Aim 1: In two sentences, summarize the text on what Australian givers expect of charities.
Aim 2: In the text on Australian givers, what percentage of Gen Z want the charities they support to take a stance on social issues outside their area of focus?
Aim 3: Rewrite the passage of the text on Australian givers starting at "The key reason givers" and ending at "the organisation’s control.", replacing "mismanagement of finances" with "poor financial management".

In this complex environment what do Australian givers expect of charities/not-for-profits?
Almost seven in ten givers (68%) definitely/somewhat want to see the charities they support make their stance clear on current social issues even if they are outside their area of focus. This should not be entered into lightly, however, as givers have frequently or sometimes (44%) stopped supporting a charity/not-for-profit because of the behaviour or stance the organisation has taken.
Gen Z (84%) and Gen Y (77%) are more likely than their older counterparts to want to see the charities/not-for-profits they support take a stance on current social issues outside of their area of focus (cf. 65% Gen X, 52% Baby Boomers, 57% Builders). They are also more likely, however, to stop supporting an organisation because of the behaviour or stance it has taken (63% Gen Z, 50% Gen Y cf. 43% Gen X, 30% Baby Boomers, 25% Builders). Cancel culture is therefore not just impacting Australians but organisations too.
The key reason givers stop supporting an organisation is mismanagement of finances
Navigating cancel culture can be challenging, but it is important to keep in perspective that the reasons givers stop supporting charities/not-for-profits are broader than cancel culture alone. The key reasons givers stop supporting charities are largely within the organisation’s control.

Image region annotations
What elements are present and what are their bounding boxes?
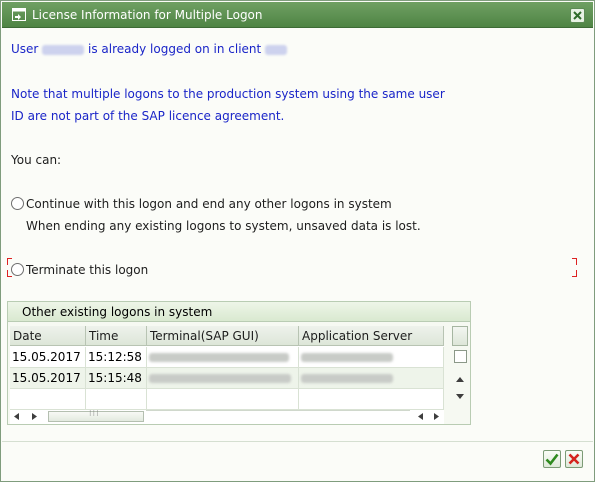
dialog-title: License Information for Multiple Logon [32,8,263,22]
column-settings-button[interactable] [452,326,468,346]
cell-date: 15.05.2017 [10,368,86,389]
cell-app-server [299,347,444,368]
license-note-line-2: ID are not part of the SAP licence agree… [11,109,285,123]
focus-corner [572,258,577,265]
scroll-up-icon[interactable] [456,376,464,382]
cell-app-server [299,368,444,389]
existing-logons-group: Other existing logons in system Date Tim… [7,301,471,425]
cell-time: 15:15:48 [86,368,147,389]
select-all-checkbox[interactable] [454,350,467,363]
user-prefix: User [11,42,39,56]
horizontal-scrollbar-left[interactable]: ⁝⁝⁝ [10,409,146,422]
focus-corner [7,258,12,265]
empty-cell [86,389,147,410]
license-note-line-1: Note that multiple logons to the product… [11,87,445,101]
group-header: Other existing logons in system [8,302,470,322]
close-icon [573,11,582,20]
scroll-left-icon[interactable] [418,413,423,420]
close-button[interactable] [570,8,585,23]
redacted-terminal [149,353,289,362]
title-bar[interactable]: License Information for Multiple Logon [2,2,593,28]
redacted-user-id [42,44,85,55]
scroll-thumb[interactable]: ⁝⁝⁝ [48,409,144,422]
scroll-right-icon[interactable] [32,413,37,420]
cell-terminal [147,347,299,368]
license-dialog: License Information for Multiple Logon U… [0,0,595,482]
empty-cell [299,389,444,410]
redacted-client-id [265,44,288,55]
column-header-date[interactable]: Date [10,326,86,346]
cancel-icon [568,453,580,465]
horizontal-scroll-track[interactable] [146,410,410,422]
cancel-button[interactable] [565,450,583,468]
redacted-server [301,374,393,383]
scroll-right-icon[interactable] [434,413,439,420]
redacted-terminal [149,374,291,383]
horizontal-scrollbar-right[interactable] [412,410,444,422]
checkmark-icon [545,453,559,466]
vertical-scrollbar[interactable] [451,326,469,410]
empty-cell [147,389,299,410]
footer-divider [2,441,593,442]
user-suffix: is already logged on in client [88,42,262,56]
column-header-app-server[interactable]: Application Server [299,326,444,346]
group-title: Other existing logons in system [22,305,213,319]
terminate-logon-radio[interactable] [11,263,24,276]
redacted-server [301,353,393,362]
continue-logon-radio[interactable] [11,197,24,210]
confirm-button[interactable] [543,450,561,468]
terminate-logon-label[interactable]: Terminate this logon [26,263,148,277]
scroll-down-icon[interactable] [456,394,464,400]
you-can-label: You can: [11,153,62,167]
column-header-time[interactable]: Time [86,326,147,346]
empty-cell [10,389,86,410]
grip-icon: ⁝⁝⁝ [89,409,100,418]
user-logged-on-message: User is already logged on in client [11,42,288,56]
cell-terminal [147,368,299,389]
window-icon [12,8,26,21]
cell-time: 15:12:58 [86,347,147,368]
continue-logon-hint: When ending any existing logons to syste… [26,219,421,233]
column-header-terminal[interactable]: Terminal(SAP GUI) [147,326,299,346]
focus-corner [572,270,577,277]
continue-logon-label[interactable]: Continue with this logon and end any oth… [26,197,392,211]
cell-date: 15.05.2017 [10,347,86,368]
scroll-left-icon[interactable] [14,413,19,420]
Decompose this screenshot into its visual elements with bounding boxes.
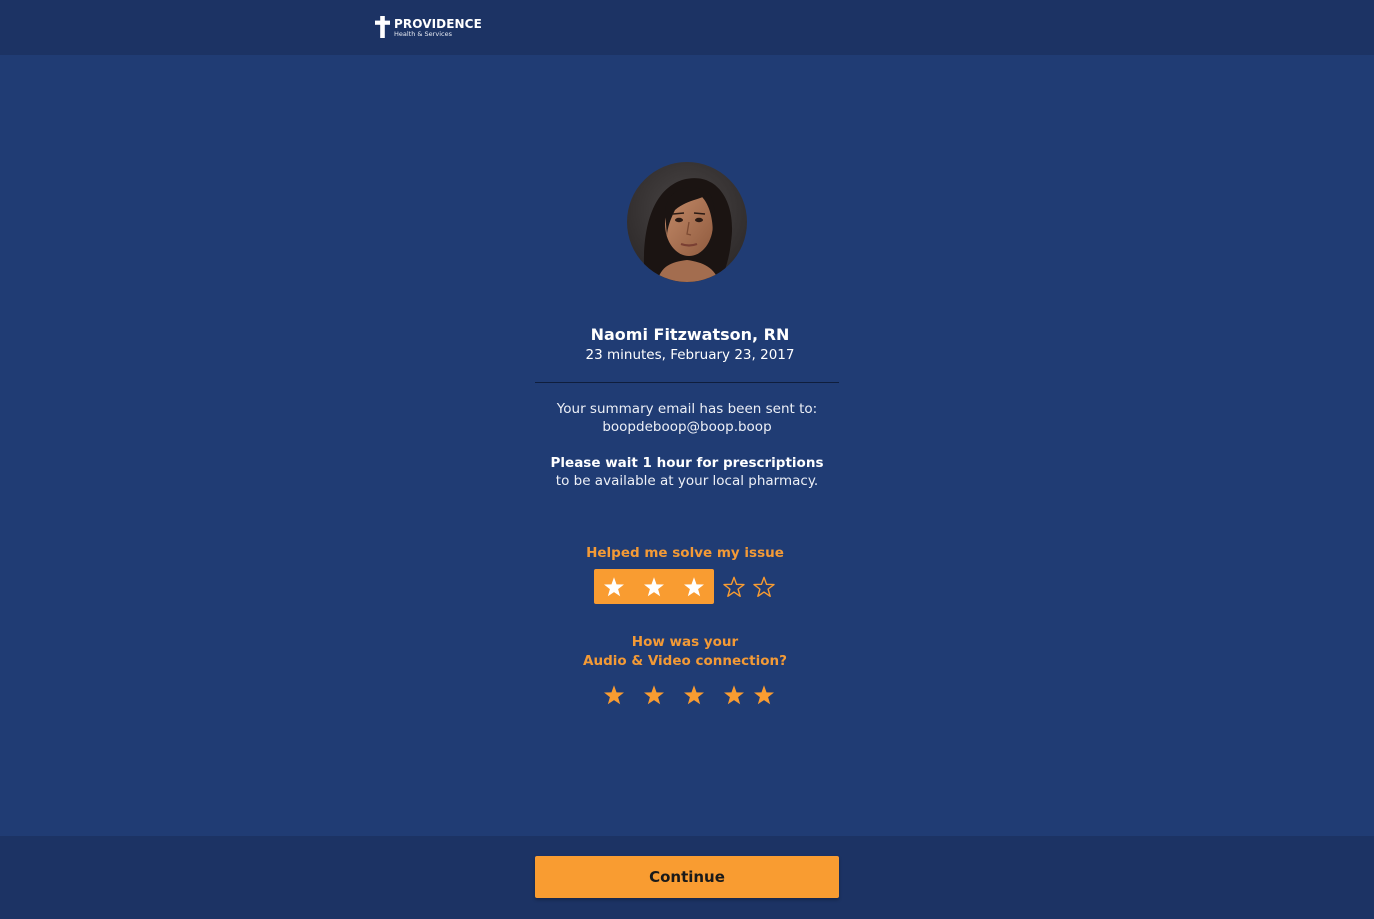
star-icon[interactable] [722, 683, 746, 707]
provider-photo [627, 162, 747, 282]
continue-button[interactable]: Continue [535, 856, 839, 898]
provider-avatar [627, 162, 747, 282]
brand-logo[interactable]: PROVIDENCE Health & Services [375, 16, 482, 38]
star-icon[interactable] [722, 575, 746, 599]
cross-icon [375, 16, 390, 38]
pharmacy-availability-text: to be available at your local pharmacy. [555, 473, 819, 489]
brand-text: PROVIDENCE Health & Services [394, 16, 482, 38]
brand-name: PROVIDENCE [394, 17, 482, 31]
rating-2-label-line-2: Audio & Video connection? [583, 653, 787, 669]
star-icon[interactable] [602, 683, 626, 707]
star-icon[interactable] [682, 683, 706, 707]
star-icon[interactable] [752, 683, 776, 707]
divider [535, 382, 839, 383]
summary-email: boopdeboop@boop.boop [602, 419, 772, 435]
provider-name: Naomi Fitzwatson, RN [590, 325, 790, 344]
rating-1-label: Helped me solve my issue [586, 545, 784, 561]
star-icon[interactable] [752, 575, 776, 599]
email-sent-text: Your summary email has been sent to: [556, 401, 818, 417]
visit-summary: 23 minutes, February 23, 2017 [585, 347, 795, 363]
brand-subtitle: Health & Services [394, 30, 452, 38]
star-icon[interactable] [682, 575, 706, 599]
star-icon[interactable] [642, 575, 666, 599]
star-icon[interactable] [602, 575, 626, 599]
star-icon[interactable] [642, 683, 666, 707]
top-bar: PROVIDENCE Health & Services [0, 0, 1374, 55]
prescription-wait-text: Please wait 1 hour for prescriptions [550, 455, 824, 471]
rating-2-label-line-1: How was your [631, 634, 739, 650]
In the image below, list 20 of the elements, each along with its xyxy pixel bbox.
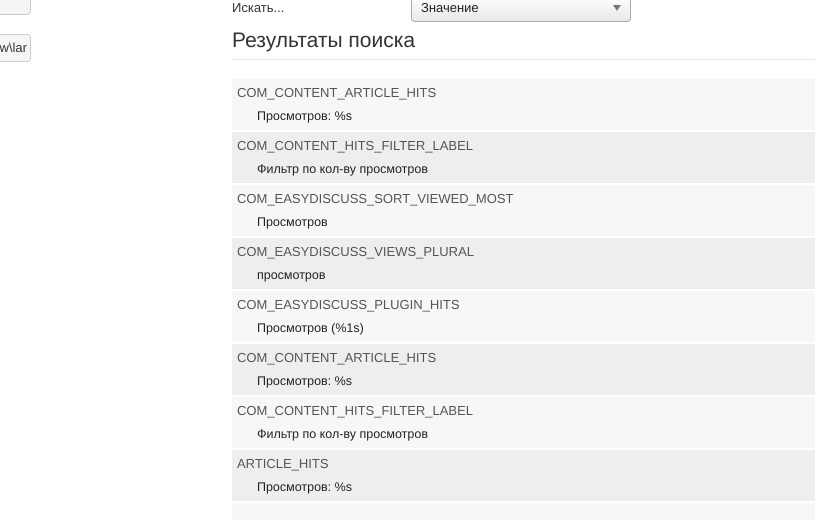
translation-text: Просмотров: %s: [257, 373, 353, 389]
caret-icon: [613, 5, 621, 11]
results-heading: Результаты поиска: [232, 28, 416, 54]
translation-text: Просмотров (%1s): [257, 320, 365, 336]
language-key: COM_CONTENT_ARTICLE_HITS: [237, 85, 810, 101]
translation-text: просмотров: [257, 267, 326, 283]
language-key: ARTICLE_HITS: [237, 456, 810, 472]
search-label: Искать...: [232, 0, 286, 18]
translation-text: Фильтр по кол-ву просмотров: [257, 161, 429, 177]
language-key: COM_CONTENT_ARTICLE_HITS: [237, 350, 810, 366]
translation-text: Просмотров: %s: [257, 479, 353, 495]
language-key: COM_CONTENT_HITS_FILTER_LABEL: [237, 403, 810, 419]
language-key: COM_CONTENT_HITS_FILTER_LABEL: [237, 138, 810, 154]
value-select[interactable]: Значение: [411, 0, 631, 22]
translation-text: Фильтр по кол-ву просмотров: [257, 426, 429, 442]
language-key: COM_EASYDISCUSS_SORT_VIEWED_MOST: [237, 191, 810, 207]
language-key: COM_EASYDISCUSS_PLUGIN_HITS: [237, 297, 810, 313]
translation-text: Просмотров: %s: [257, 108, 353, 124]
translation-text: Просмотров: [257, 214, 329, 230]
language-key: COM_EASYDISCUSS_VIEWS_PLURAL: [237, 244, 810, 260]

Task answer 1: Almost seven in ten Australian givers want the charities they support to make their stance clear on current social issues, and Gen Z and Gen Y are more likely than older generations both to want this and to stop supporting an organization because of its behavior or stance. Still, the key reason givers stop supporting an organization is mismanagement of finances, and the main reasons are largely within the organization's control.

Task answer 2: 84%

Task answer 3:
The key reason givers stop supporting an organisation is poor financial management
Navigating cancel culture can be challenging, but it is important to keep in perspective that the reasons givers stop supporting charities/not-for-profits are broader than cancel culture alone. The key reasons givers stop supporting charities are largely within the organisation’s control.